• [Instruction] Transcribe each line of the records below exactly, excluding any embedded images.

• • • •

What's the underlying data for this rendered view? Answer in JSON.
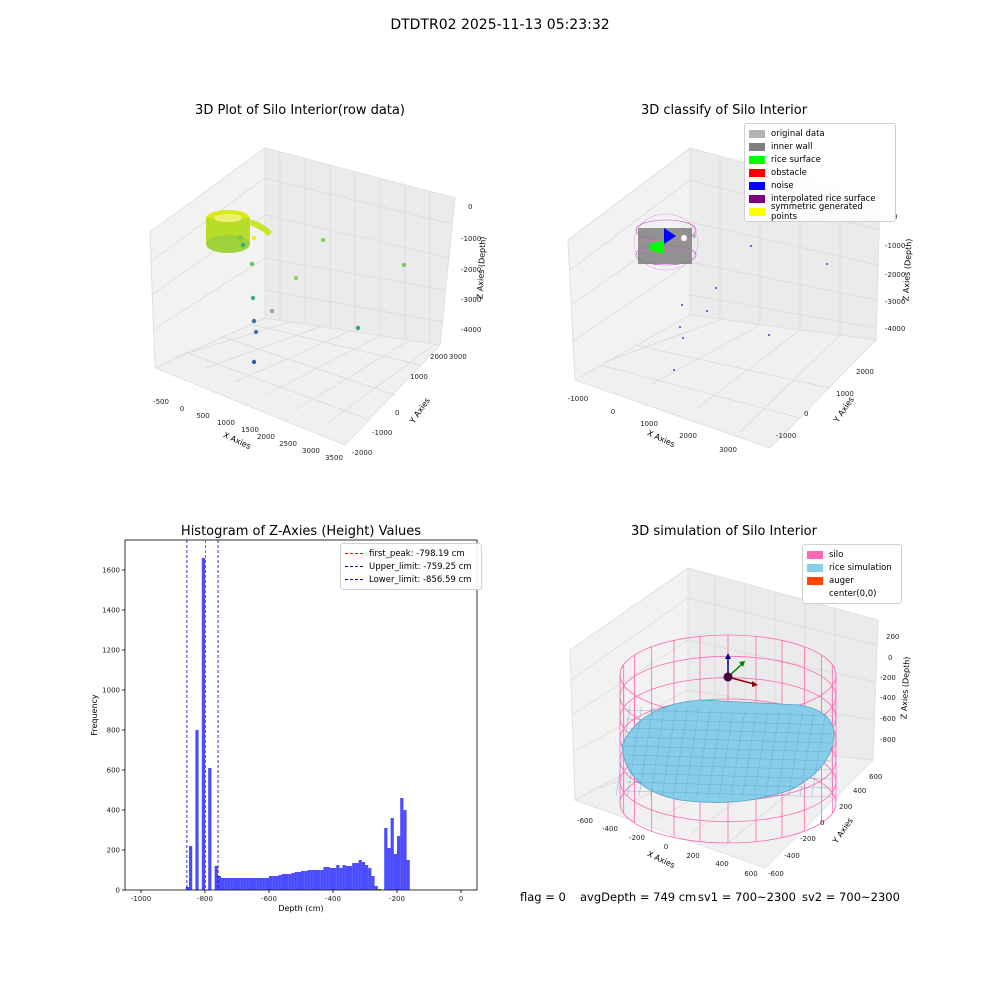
{
  "figure": {
    "suptitle": "DTDTR02 2025-11-13 05:23:32",
    "footer": {
      "flag": "flag = 0",
      "avg_depth": "avgDepth = 749 cm",
      "sv1": "sv1 = 700~2300",
      "sv2": "sv2 = 700~2300"
    }
  },
  "chart_data": [
    {
      "type": "scatter",
      "title": "3D Plot of Silo Interior(row data)",
      "xlabel": "X Axies",
      "ylabel": "Y Axies",
      "zlabel": "Z Axies (Depth)",
      "x_ticks": [
        "-500",
        "0",
        "500",
        "1000",
        "1500",
        "2000",
        "2500",
        "3000",
        "3500"
      ],
      "y_ticks": [
        "-2000",
        "-1000",
        "0",
        "1000",
        "2000",
        "3000"
      ],
      "z_ticks": [
        "0",
        "-1000",
        "-2000",
        "-3000",
        "-4000"
      ],
      "cluster": {
        "label": "ring of points near center",
        "colors": [
          "#d4e81a",
          "#a6d73b",
          "#7ccf4a"
        ]
      },
      "outliers": [
        {
          "color": "#f3e51e"
        },
        {
          "color": "#8ad244"
        },
        {
          "color": "#62c765"
        },
        {
          "color": "#79c95a"
        },
        {
          "color": "#8fd24a"
        },
        {
          "color": "#3aaf8a"
        },
        {
          "color": "#3e9a9e"
        },
        {
          "color": "#9aa0a8"
        },
        {
          "color": "#3f6ea8"
        },
        {
          "color": "#4d74b0"
        },
        {
          "color": "#3b5aa0"
        },
        {
          "color": "#2fb07f"
        }
      ]
    },
    {
      "type": "scatter",
      "title": "3D classify of Silo Interior",
      "xlabel": "X Axies",
      "ylabel": "Y Axies",
      "zlabel": "Z Axies (Depth)",
      "x_ticks": [
        "-1000",
        "0",
        "1000",
        "2000",
        "3000"
      ],
      "y_ticks": [
        "-1000",
        "0",
        "1000",
        "2000"
      ],
      "z_ticks": [
        "0",
        "-1000",
        "-2000",
        "-3000",
        "-4000"
      ],
      "legend": [
        {
          "label": "original data",
          "color": "#b3b3b3"
        },
        {
          "label": "inner wall",
          "color": "#808080"
        },
        {
          "label": "rice surface",
          "color": "#00ff00"
        },
        {
          "label": "obstacle",
          "color": "#ff0000"
        },
        {
          "label": "noise",
          "color": "#0000ff"
        },
        {
          "label": "interpolated rice surface",
          "color": "#800080"
        },
        {
          "label": "symmetric generated points",
          "color": "#ffff00"
        }
      ],
      "legend_placement": "top-right"
    },
    {
      "type": "bar",
      "title": "Histogram of Z-Axies (Height) Values",
      "xlabel": "Depth (cm)",
      "ylabel": "Frequency",
      "xlim": [
        -1050,
        50
      ],
      "ylim": [
        0,
        1750
      ],
      "x_ticks": [
        -1000,
        -800,
        -600,
        -400,
        -200,
        0
      ],
      "y_ticks": [
        0,
        200,
        400,
        600,
        800,
        1000,
        1200,
        1400,
        1600
      ],
      "bin_width": 10,
      "bins": [
        {
          "x": -860,
          "y": 15
        },
        {
          "x": -850,
          "y": 220
        },
        {
          "x": -830,
          "y": 800
        },
        {
          "x": -810,
          "y": 1660
        },
        {
          "x": -790,
          "y": 610
        },
        {
          "x": -770,
          "y": 120
        },
        {
          "x": -760,
          "y": 70
        },
        {
          "x": -750,
          "y": 60
        },
        {
          "x": -740,
          "y": 60
        },
        {
          "x": -730,
          "y": 60
        },
        {
          "x": -720,
          "y": 60
        },
        {
          "x": -710,
          "y": 60
        },
        {
          "x": -700,
          "y": 60
        },
        {
          "x": -690,
          "y": 60
        },
        {
          "x": -680,
          "y": 60
        },
        {
          "x": -670,
          "y": 60
        },
        {
          "x": -660,
          "y": 60
        },
        {
          "x": -650,
          "y": 60
        },
        {
          "x": -640,
          "y": 60
        },
        {
          "x": -630,
          "y": 60
        },
        {
          "x": -620,
          "y": 60
        },
        {
          "x": -610,
          "y": 60
        },
        {
          "x": -600,
          "y": 70
        },
        {
          "x": -590,
          "y": 70
        },
        {
          "x": -580,
          "y": 70
        },
        {
          "x": -570,
          "y": 75
        },
        {
          "x": -560,
          "y": 80
        },
        {
          "x": -550,
          "y": 80
        },
        {
          "x": -540,
          "y": 80
        },
        {
          "x": -530,
          "y": 85
        },
        {
          "x": -520,
          "y": 90
        },
        {
          "x": -510,
          "y": 90
        },
        {
          "x": -500,
          "y": 95
        },
        {
          "x": -490,
          "y": 95
        },
        {
          "x": -480,
          "y": 100
        },
        {
          "x": -470,
          "y": 100
        },
        {
          "x": -460,
          "y": 100
        },
        {
          "x": -450,
          "y": 100
        },
        {
          "x": -440,
          "y": 100
        },
        {
          "x": -430,
          "y": 115
        },
        {
          "x": -420,
          "y": 115
        },
        {
          "x": -410,
          "y": 110
        },
        {
          "x": -400,
          "y": 110
        },
        {
          "x": -390,
          "y": 125
        },
        {
          "x": -380,
          "y": 110
        },
        {
          "x": -370,
          "y": 125
        },
        {
          "x": -360,
          "y": 120
        },
        {
          "x": -350,
          "y": 120
        },
        {
          "x": -340,
          "y": 135
        },
        {
          "x": -330,
          "y": 135
        },
        {
          "x": -320,
          "y": 150
        },
        {
          "x": -310,
          "y": 140
        },
        {
          "x": -300,
          "y": 125
        },
        {
          "x": -290,
          "y": 110
        },
        {
          "x": -280,
          "y": 70
        },
        {
          "x": -270,
          "y": 20
        },
        {
          "x": -260,
          "y": 5
        },
        {
          "x": -240,
          "y": 310
        },
        {
          "x": -230,
          "y": 210
        },
        {
          "x": -220,
          "y": 360
        },
        {
          "x": -210,
          "y": 180
        },
        {
          "x": -200,
          "y": 270
        },
        {
          "x": -190,
          "y": 460
        },
        {
          "x": -180,
          "y": 400
        },
        {
          "x": -170,
          "y": 150
        }
      ],
      "vlines": [
        {
          "label": "first_peak: -798.19 cm",
          "x": -798.19,
          "color": "#ff0000"
        },
        {
          "label": "Upper_limit: -759.25 cm",
          "x": -759.25,
          "color": "#0000aa"
        },
        {
          "label": "Lower_limit: -856.59 cm",
          "x": -856.59,
          "color": "#0000aa"
        }
      ],
      "legend_placement": "top-right"
    },
    {
      "type": "surface",
      "title": "3D simulation of Silo Interior",
      "xlabel": "X Axies",
      "ylabel": "Y Axies",
      "zlabel": "Z Axies (Depth)",
      "x_ticks": [
        "-600",
        "-400",
        "-200",
        "0",
        "200",
        "400",
        "600"
      ],
      "y_ticks": [
        "-600",
        "-400",
        "-200",
        "0",
        "200",
        "400",
        "600"
      ],
      "z_ticks": [
        "200",
        "0",
        "-200",
        "-400",
        "-600",
        "-800"
      ],
      "legend": [
        {
          "label": "silo",
          "color": "#ff69b4"
        },
        {
          "label": "rice simulation",
          "color": "#87ceeb"
        },
        {
          "label": "auger",
          "color": "#ff4500"
        },
        {
          "label": "center(0,0)",
          "color": ""
        }
      ],
      "legend_placement": "top-right"
    }
  ]
}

• • • •

• [Output of the exercise]
What's the underlying data for this rendered view? Answer in JSON.
{
  "figure": {
    "suptitle": "DTDTR02 2025-11-13 05:23:32",
    "footer": {
      "flag": "flag = 0",
      "avg_depth": "avgDepth = 749 cm",
      "sv1": "sv1 = 700~2300",
      "sv2": "sv2 = 700~2300"
    }
  },
  "chart_data": [
    {
      "type": "scatter",
      "title": "3D Plot of Silo Interior(row data)",
      "xlabel": "X Axies",
      "ylabel": "Y Axies",
      "zlabel": "Z Axies (Depth)",
      "x_ticks": [
        "-500",
        "0",
        "500",
        "1000",
        "1500",
        "2000",
        "2500",
        "3000",
        "3500"
      ],
      "y_ticks": [
        "-2000",
        "-1000",
        "0",
        "1000",
        "2000",
        "3000"
      ],
      "z_ticks": [
        "0",
        "-1000",
        "-2000",
        "-3000",
        "-4000"
      ],
      "cluster": {
        "label": "ring of points near center",
        "colors": [
          "#d4e81a",
          "#a6d73b",
          "#7ccf4a"
        ]
      },
      "outliers": [
        {
          "color": "#f3e51e"
        },
        {
          "color": "#8ad244"
        },
        {
          "color": "#62c765"
        },
        {
          "color": "#79c95a"
        },
        {
          "color": "#8fd24a"
        },
        {
          "color": "#3aaf8a"
        },
        {
          "color": "#3e9a9e"
        },
        {
          "color": "#9aa0a8"
        },
        {
          "color": "#3f6ea8"
        },
        {
          "color": "#4d74b0"
        },
        {
          "color": "#3b5aa0"
        },
        {
          "color": "#2fb07f"
        }
      ]
    },
    {
      "type": "scatter",
      "title": "3D classify of Silo Interior",
      "xlabel": "X Axies",
      "ylabel": "Y Axies",
      "zlabel": "Z Axies (Depth)",
      "x_ticks": [
        "-1000",
        "0",
        "1000",
        "2000",
        "3000"
      ],
      "y_ticks": [
        "-1000",
        "0",
        "1000",
        "2000"
      ],
      "z_ticks": [
        "0",
        "-1000",
        "-2000",
        "-3000",
        "-4000"
      ],
      "legend": [
        {
          "label": "original data",
          "color": "#b3b3b3"
        },
        {
          "label": "inner wall",
          "color": "#808080"
        },
        {
          "label": "rice surface",
          "color": "#00ff00"
        },
        {
          "label": "obstacle",
          "color": "#ff0000"
        },
        {
          "label": "noise",
          "color": "#0000ff"
        },
        {
          "label": "interpolated rice surface",
          "color": "#800080"
        },
        {
          "label": "symmetric generated points",
          "color": "#ffff00"
        }
      ],
      "legend_placement": "top-right"
    },
    {
      "type": "bar",
      "title": "Histogram of Z-Axies (Height) Values",
      "xlabel": "Depth (cm)",
      "ylabel": "Frequency",
      "xlim": [
        -1050,
        50
      ],
      "ylim": [
        0,
        1750
      ],
      "x_ticks": [
        -1000,
        -800,
        -600,
        -400,
        -200,
        0
      ],
      "y_ticks": [
        0,
        200,
        400,
        600,
        800,
        1000,
        1200,
        1400,
        1600
      ],
      "bin_width": 10,
      "bins": [
        {
          "x": -860,
          "y": 15
        },
        {
          "x": -850,
          "y": 220
        },
        {
          "x": -830,
          "y": 800
        },
        {
          "x": -810,
          "y": 1660
        },
        {
          "x": -790,
          "y": 610
        },
        {
          "x": -770,
          "y": 120
        },
        {
          "x": -760,
          "y": 70
        },
        {
          "x": -750,
          "y": 60
        },
        {
          "x": -740,
          "y": 60
        },
        {
          "x": -730,
          "y": 60
        },
        {
          "x": -720,
          "y": 60
        },
        {
          "x": -710,
          "y": 60
        },
        {
          "x": -700,
          "y": 60
        },
        {
          "x": -690,
          "y": 60
        },
        {
          "x": -680,
          "y": 60
        },
        {
          "x": -670,
          "y": 60
        },
        {
          "x": -660,
          "y": 60
        },
        {
          "x": -650,
          "y": 60
        },
        {
          "x": -640,
          "y": 60
        },
        {
          "x": -630,
          "y": 60
        },
        {
          "x": -620,
          "y": 60
        },
        {
          "x": -610,
          "y": 60
        },
        {
          "x": -600,
          "y": 70
        },
        {
          "x": -590,
          "y": 70
        },
        {
          "x": -580,
          "y": 70
        },
        {
          "x": -570,
          "y": 75
        },
        {
          "x": -560,
          "y": 80
        },
        {
          "x": -550,
          "y": 80
        },
        {
          "x": -540,
          "y": 80
        },
        {
          "x": -530,
          "y": 85
        },
        {
          "x": -520,
          "y": 90
        },
        {
          "x": -510,
          "y": 90
        },
        {
          "x": -500,
          "y": 95
        },
        {
          "x": -490,
          "y": 95
        },
        {
          "x": -480,
          "y": 100
        },
        {
          "x": -470,
          "y": 100
        },
        {
          "x": -460,
          "y": 100
        },
        {
          "x": -450,
          "y": 100
        },
        {
          "x": -440,
          "y": 100
        },
        {
          "x": -430,
          "y": 115
        },
        {
          "x": -420,
          "y": 115
        },
        {
          "x": -410,
          "y": 110
        },
        {
          "x": -400,
          "y": 110
        },
        {
          "x": -390,
          "y": 125
        },
        {
          "x": -380,
          "y": 110
        },
        {
          "x": -370,
          "y": 125
        },
        {
          "x": -360,
          "y": 120
        },
        {
          "x": -350,
          "y": 120
        },
        {
          "x": -340,
          "y": 135
        },
        {
          "x": -330,
          "y": 135
        },
        {
          "x": -320,
          "y": 150
        },
        {
          "x": -310,
          "y": 140
        },
        {
          "x": -300,
          "y": 125
        },
        {
          "x": -290,
          "y": 110
        },
        {
          "x": -280,
          "y": 70
        },
        {
          "x": -270,
          "y": 20
        },
        {
          "x": -260,
          "y": 5
        },
        {
          "x": -240,
          "y": 310
        },
        {
          "x": -230,
          "y": 210
        },
        {
          "x": -220,
          "y": 360
        },
        {
          "x": -210,
          "y": 180
        },
        {
          "x": -200,
          "y": 270
        },
        {
          "x": -190,
          "y": 460
        },
        {
          "x": -180,
          "y": 400
        },
        {
          "x": -170,
          "y": 150
        }
      ],
      "vlines": [
        {
          "label": "first_peak: -798.19 cm",
          "x": -798.19,
          "color": "#ff0000"
        },
        {
          "label": "Upper_limit: -759.25 cm",
          "x": -759.25,
          "color": "#0000aa"
        },
        {
          "label": "Lower_limit: -856.59 cm",
          "x": -856.59,
          "color": "#0000aa"
        }
      ],
      "legend_placement": "top-right"
    },
    {
      "type": "surface",
      "title": "3D simulation of Silo Interior",
      "xlabel": "X Axies",
      "ylabel": "Y Axies",
      "zlabel": "Z Axies (Depth)",
      "x_ticks": [
        "-600",
        "-400",
        "-200",
        "0",
        "200",
        "400",
        "600"
      ],
      "y_ticks": [
        "-600",
        "-400",
        "-200",
        "0",
        "200",
        "400",
        "600"
      ],
      "z_ticks": [
        "200",
        "0",
        "-200",
        "-400",
        "-600",
        "-800"
      ],
      "legend": [
        {
          "label": "silo",
          "color": "#ff69b4"
        },
        {
          "label": "rice simulation",
          "color": "#87ceeb"
        },
        {
          "label": "auger",
          "color": "#ff4500"
        },
        {
          "label": "center(0,0)",
          "color": ""
        }
      ],
      "legend_placement": "top-right"
    }
  ]
}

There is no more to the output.